The 1985–86 Quebec Nordiques season was the Nordiques seventh season in the National Hockey League. The Nordiques, led by their new captain Peter Stastny, captured their first division title since the 1976–77 season but were swept of the first round of the playoffs by the Hartford Whalers.

Offseason
The Nordiques had a pretty quiet off-season, with the only trade during the summer was acquiring John Anderson from the Toronto Maple Leafs for Brad Maxwell.  Anderson was second in Leafs scoring with 32 goals and 63 points in 1984–85.  Quebec also made a trade late in the pre-season, as the Nordiques acquired Gilbert Delorme from the St. Louis Blues for Bruce Bell.  Delorme, a stay-at-home defenseman, had two goals and 14 points in 74 games with the Blues.

The Nordiques signed free agent Tony Currie from the Edmonton Oilers, while they lost Blake Wesley, who signed with the Toronto Maple Leafs.

------------------------

→ **Objective 1**
Put the records into a numbered list, covering everything from the start of the records down to the line containing "228, 286, 252]", and leave out blank lines.

------------------------

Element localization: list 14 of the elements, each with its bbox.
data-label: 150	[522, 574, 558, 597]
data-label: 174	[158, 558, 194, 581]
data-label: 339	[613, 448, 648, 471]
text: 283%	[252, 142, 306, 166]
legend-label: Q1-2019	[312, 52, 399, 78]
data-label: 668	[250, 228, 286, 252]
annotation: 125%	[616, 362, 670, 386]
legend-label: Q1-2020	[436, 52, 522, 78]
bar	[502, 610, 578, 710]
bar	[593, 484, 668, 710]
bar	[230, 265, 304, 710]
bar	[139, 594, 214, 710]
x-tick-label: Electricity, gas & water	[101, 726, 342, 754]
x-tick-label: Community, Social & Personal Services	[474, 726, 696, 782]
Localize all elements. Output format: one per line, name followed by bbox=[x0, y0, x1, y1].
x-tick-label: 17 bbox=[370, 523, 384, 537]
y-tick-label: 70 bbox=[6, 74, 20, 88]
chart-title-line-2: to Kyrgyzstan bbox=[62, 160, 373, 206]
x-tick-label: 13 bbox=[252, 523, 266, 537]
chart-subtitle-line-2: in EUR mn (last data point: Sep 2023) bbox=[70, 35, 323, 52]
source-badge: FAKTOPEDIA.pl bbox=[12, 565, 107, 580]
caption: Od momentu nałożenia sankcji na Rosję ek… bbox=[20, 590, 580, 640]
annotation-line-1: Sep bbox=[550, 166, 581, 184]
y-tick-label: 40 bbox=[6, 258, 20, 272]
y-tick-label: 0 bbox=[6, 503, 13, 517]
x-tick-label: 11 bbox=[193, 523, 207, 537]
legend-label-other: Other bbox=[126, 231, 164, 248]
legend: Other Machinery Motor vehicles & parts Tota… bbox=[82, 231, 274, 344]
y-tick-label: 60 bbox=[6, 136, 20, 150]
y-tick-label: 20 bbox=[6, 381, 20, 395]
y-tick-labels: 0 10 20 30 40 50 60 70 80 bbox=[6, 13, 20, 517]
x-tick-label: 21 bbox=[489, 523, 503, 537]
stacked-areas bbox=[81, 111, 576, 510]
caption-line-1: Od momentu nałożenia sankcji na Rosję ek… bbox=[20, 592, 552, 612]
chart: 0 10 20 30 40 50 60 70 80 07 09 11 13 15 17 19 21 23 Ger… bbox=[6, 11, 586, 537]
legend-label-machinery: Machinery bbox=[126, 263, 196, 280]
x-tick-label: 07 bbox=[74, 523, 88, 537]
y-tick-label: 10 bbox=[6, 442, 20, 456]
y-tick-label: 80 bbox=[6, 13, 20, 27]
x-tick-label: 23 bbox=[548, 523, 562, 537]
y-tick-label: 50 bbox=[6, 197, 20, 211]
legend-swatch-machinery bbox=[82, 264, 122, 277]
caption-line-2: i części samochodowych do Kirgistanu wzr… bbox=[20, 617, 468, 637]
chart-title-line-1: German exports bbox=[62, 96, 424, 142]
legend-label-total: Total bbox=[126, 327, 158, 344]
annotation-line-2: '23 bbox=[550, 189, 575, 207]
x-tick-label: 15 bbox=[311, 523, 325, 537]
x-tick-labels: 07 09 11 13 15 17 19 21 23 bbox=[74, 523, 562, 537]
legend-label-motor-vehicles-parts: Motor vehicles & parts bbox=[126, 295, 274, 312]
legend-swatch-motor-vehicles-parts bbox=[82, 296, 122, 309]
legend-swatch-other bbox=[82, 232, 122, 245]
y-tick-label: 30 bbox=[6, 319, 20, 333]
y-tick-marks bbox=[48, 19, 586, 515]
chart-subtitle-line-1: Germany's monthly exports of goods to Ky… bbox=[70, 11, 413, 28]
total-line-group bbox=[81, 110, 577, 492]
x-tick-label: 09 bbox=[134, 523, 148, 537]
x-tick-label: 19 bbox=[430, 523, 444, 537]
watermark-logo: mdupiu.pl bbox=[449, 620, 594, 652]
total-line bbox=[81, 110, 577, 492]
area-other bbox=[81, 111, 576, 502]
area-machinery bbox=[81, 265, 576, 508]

------------------------

→ **Objective 2**
In the passage on the 1985–86 Quebec Nordiques season, write out everything from "The 1985–86 Quebec" down to "Toronto Maple Leafs.", substituting "Nords" for "Nordiques".

→ **Written reply 1**
1. Element localization: list 14 of the elements, each with its bbox.
2. data-label: 150	[522, 574, 558, 597]
3. data-label: 174	[158, 558, 194, 581]
4. data-label: 339	[613, 448, 648, 471]
5. text: 283%	[252, 142, 306, 166]
6. legend-label: Q1-2019	[312, 52, 399, 78]
7. data-label: 668	[250, 228, 286, 252]

→ **Written reply 2**
The 1985–86 Quebec Nords season was the Nords seventh season in the National Hockey League. The Nords, led by their new captain Peter Stastny, captured their first division title since the 1976–77 season but were swept of the first round of the playoffs by the Hartford Whalers.

Offseason
The Nords had a pretty quiet off-season, with the only trade during the summer was acquiring John Anderson from the Toronto Maple Leafs for Brad Maxwell.  Anderson was second in Leafs scoring with 32 goals and 63 points in 1984–85.  Quebec also made a trade late in the pre-season, as the Nords acquired Gilbert Delorme from the St. Louis Blues for Bruce Bell.  Delorme, a stay-at-home defenseman, had two goals and 14 points in 74 games with the Blues.

The Nords signed free agent Tony Currie from the Edmonton Oilers, while they lost Blake Wesley, who signed with the Toronto Maple Leafs.